• _Record excerpts_
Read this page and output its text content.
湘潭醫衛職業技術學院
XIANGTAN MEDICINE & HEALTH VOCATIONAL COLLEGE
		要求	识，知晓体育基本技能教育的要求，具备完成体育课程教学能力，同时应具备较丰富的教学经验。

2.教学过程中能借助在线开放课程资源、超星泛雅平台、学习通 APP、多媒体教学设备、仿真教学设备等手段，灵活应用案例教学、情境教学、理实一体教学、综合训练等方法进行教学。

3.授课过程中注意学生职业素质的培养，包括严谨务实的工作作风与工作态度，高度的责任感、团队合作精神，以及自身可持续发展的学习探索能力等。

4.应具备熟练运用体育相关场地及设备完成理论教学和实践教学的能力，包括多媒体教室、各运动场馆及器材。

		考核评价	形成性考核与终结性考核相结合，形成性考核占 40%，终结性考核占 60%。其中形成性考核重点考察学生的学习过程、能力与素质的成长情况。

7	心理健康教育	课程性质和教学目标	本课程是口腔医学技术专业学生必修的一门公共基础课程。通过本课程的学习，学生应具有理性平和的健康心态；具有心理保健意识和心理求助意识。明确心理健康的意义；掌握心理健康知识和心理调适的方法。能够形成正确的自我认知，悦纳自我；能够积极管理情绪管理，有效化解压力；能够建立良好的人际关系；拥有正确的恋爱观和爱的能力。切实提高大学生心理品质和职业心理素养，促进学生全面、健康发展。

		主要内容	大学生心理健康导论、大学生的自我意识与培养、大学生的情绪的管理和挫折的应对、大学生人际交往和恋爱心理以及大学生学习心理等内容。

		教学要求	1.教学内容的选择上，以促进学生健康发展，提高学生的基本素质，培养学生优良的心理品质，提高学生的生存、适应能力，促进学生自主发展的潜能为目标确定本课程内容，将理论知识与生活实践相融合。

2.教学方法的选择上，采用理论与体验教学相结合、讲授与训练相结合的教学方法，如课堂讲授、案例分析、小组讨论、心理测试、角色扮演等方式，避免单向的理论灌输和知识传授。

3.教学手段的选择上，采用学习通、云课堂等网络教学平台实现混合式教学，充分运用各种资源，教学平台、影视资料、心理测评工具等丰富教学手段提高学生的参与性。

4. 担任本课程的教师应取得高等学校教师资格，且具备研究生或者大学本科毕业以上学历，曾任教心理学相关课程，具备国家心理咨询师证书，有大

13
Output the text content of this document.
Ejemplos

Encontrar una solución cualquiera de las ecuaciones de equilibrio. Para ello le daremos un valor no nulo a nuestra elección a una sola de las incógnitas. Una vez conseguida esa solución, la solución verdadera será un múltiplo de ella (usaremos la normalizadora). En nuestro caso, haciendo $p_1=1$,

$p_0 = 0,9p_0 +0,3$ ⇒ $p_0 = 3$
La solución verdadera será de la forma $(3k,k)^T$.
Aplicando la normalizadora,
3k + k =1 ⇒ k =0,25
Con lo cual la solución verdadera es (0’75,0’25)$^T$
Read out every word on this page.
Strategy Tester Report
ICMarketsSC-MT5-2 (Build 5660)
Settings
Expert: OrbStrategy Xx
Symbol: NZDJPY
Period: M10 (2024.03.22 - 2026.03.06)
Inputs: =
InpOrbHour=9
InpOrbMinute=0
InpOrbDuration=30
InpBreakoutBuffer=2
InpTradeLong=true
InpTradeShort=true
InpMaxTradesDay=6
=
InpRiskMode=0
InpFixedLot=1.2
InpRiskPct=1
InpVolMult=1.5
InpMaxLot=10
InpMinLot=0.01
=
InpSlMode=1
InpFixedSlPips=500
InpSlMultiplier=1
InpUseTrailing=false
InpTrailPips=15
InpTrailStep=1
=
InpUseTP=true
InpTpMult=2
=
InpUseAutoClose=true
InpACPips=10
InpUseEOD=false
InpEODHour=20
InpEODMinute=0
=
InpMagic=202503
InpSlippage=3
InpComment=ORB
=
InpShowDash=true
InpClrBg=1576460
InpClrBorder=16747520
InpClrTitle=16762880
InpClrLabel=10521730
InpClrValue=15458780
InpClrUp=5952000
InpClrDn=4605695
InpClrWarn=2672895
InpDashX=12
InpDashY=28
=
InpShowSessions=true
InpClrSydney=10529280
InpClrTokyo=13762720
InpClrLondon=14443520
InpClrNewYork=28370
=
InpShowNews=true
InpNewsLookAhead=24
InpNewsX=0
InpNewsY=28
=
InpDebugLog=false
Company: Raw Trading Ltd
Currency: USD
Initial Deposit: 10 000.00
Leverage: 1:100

• _What you are asked to do_
Go through the entries above and pull out each line with "true" in it.

• _Result of this task_
InpTradeLong=true
InpTradeShort=true
InpUseTP=true
InpUseAutoClose=true
InpShowDash=true
InpShowSessions=true
InpShowNews=true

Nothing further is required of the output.